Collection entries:
** begin **

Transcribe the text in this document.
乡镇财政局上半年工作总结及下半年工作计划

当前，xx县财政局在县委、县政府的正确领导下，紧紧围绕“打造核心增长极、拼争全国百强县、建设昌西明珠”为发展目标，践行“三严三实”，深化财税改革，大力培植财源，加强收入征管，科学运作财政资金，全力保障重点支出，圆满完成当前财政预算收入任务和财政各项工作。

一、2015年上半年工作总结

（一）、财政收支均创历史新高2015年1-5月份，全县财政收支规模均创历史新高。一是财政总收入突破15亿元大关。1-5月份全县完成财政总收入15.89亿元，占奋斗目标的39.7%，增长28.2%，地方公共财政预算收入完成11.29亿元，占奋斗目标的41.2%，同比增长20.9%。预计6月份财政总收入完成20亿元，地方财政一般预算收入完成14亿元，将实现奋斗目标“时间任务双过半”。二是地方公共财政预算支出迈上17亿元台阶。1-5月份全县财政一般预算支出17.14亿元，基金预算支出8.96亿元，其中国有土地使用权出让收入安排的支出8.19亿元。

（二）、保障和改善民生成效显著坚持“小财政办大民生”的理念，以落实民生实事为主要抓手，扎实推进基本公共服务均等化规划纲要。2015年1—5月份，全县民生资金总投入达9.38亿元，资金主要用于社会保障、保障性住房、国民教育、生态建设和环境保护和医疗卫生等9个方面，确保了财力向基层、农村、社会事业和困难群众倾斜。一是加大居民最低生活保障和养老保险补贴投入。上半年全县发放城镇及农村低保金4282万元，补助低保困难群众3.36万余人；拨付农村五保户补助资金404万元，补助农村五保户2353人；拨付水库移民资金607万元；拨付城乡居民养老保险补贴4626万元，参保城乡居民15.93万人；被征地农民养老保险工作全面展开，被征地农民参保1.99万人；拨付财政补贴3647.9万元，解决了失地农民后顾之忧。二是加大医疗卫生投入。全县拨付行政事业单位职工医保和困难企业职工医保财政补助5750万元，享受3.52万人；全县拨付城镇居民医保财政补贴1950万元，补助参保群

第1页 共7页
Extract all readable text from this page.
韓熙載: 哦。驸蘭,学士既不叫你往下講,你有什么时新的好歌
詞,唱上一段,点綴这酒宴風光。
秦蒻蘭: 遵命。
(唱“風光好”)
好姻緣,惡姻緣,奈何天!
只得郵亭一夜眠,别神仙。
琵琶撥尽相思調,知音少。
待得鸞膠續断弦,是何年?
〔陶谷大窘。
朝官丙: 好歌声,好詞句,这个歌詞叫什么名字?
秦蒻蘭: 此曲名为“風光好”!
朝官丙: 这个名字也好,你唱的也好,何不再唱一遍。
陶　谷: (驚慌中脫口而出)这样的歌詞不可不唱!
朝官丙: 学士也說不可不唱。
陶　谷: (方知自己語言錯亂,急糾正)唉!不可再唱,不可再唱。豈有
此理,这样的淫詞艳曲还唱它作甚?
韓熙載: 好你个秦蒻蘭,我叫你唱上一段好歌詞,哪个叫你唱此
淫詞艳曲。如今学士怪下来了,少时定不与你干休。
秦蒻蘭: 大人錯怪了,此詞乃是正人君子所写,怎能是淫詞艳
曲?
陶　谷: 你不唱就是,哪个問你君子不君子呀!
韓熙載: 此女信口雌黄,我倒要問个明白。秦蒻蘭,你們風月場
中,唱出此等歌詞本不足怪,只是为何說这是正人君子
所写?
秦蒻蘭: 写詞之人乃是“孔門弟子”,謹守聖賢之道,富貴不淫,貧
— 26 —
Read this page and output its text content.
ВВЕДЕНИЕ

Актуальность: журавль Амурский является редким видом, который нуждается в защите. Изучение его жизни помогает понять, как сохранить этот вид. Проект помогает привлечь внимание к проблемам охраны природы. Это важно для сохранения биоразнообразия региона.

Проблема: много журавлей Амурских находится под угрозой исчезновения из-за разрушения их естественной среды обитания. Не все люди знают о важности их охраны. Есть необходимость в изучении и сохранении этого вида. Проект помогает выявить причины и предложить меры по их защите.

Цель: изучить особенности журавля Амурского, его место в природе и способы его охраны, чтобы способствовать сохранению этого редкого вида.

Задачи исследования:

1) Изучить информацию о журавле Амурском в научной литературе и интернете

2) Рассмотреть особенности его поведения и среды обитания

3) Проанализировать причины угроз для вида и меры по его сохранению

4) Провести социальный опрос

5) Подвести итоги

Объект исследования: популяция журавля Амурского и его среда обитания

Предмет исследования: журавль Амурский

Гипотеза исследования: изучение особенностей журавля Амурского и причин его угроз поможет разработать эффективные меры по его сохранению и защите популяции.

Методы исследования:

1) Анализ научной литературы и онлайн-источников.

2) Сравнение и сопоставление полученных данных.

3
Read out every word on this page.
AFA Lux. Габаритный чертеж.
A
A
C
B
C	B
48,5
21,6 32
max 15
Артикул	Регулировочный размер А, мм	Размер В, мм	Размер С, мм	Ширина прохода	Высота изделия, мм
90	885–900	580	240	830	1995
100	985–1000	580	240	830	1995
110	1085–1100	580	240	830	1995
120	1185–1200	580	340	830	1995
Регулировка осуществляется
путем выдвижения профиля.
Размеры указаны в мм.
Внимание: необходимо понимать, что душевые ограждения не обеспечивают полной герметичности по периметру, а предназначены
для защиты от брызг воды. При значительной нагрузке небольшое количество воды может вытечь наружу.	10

** end **

Goal of the exercise:
Give back exactly the lines beginning at the one with "Read out every word on this page." and ending at the final line of the material; both boundary lines belong in it.

Task output:
Read out every word on this page.
AFA Lux. Габаритный чертеж.
A
A
C
B
C	B
48,5
21,6 32
max 15
Артикул	Регулировочный размер А, мм	Размер В, мм	Размер С, мм	Ширина прохода	Высота изделия, мм
90	885–900	580	240	830	1995
100	985–1000	580	240	830	1995
110	1085–1100	580	240	830	1995
120	1185–1200	580	340	830	1995
Регулировка осуществляется
путем выдвижения профиля.
Размеры указаны в мм.
Внимание: необходимо понимать, что душевые ограждения не обеспечивают полной герметичности по периметру, а предназначены
для защиты от брызг воды. При значительной нагрузке небольшое количество воды может вытечь наружу.	10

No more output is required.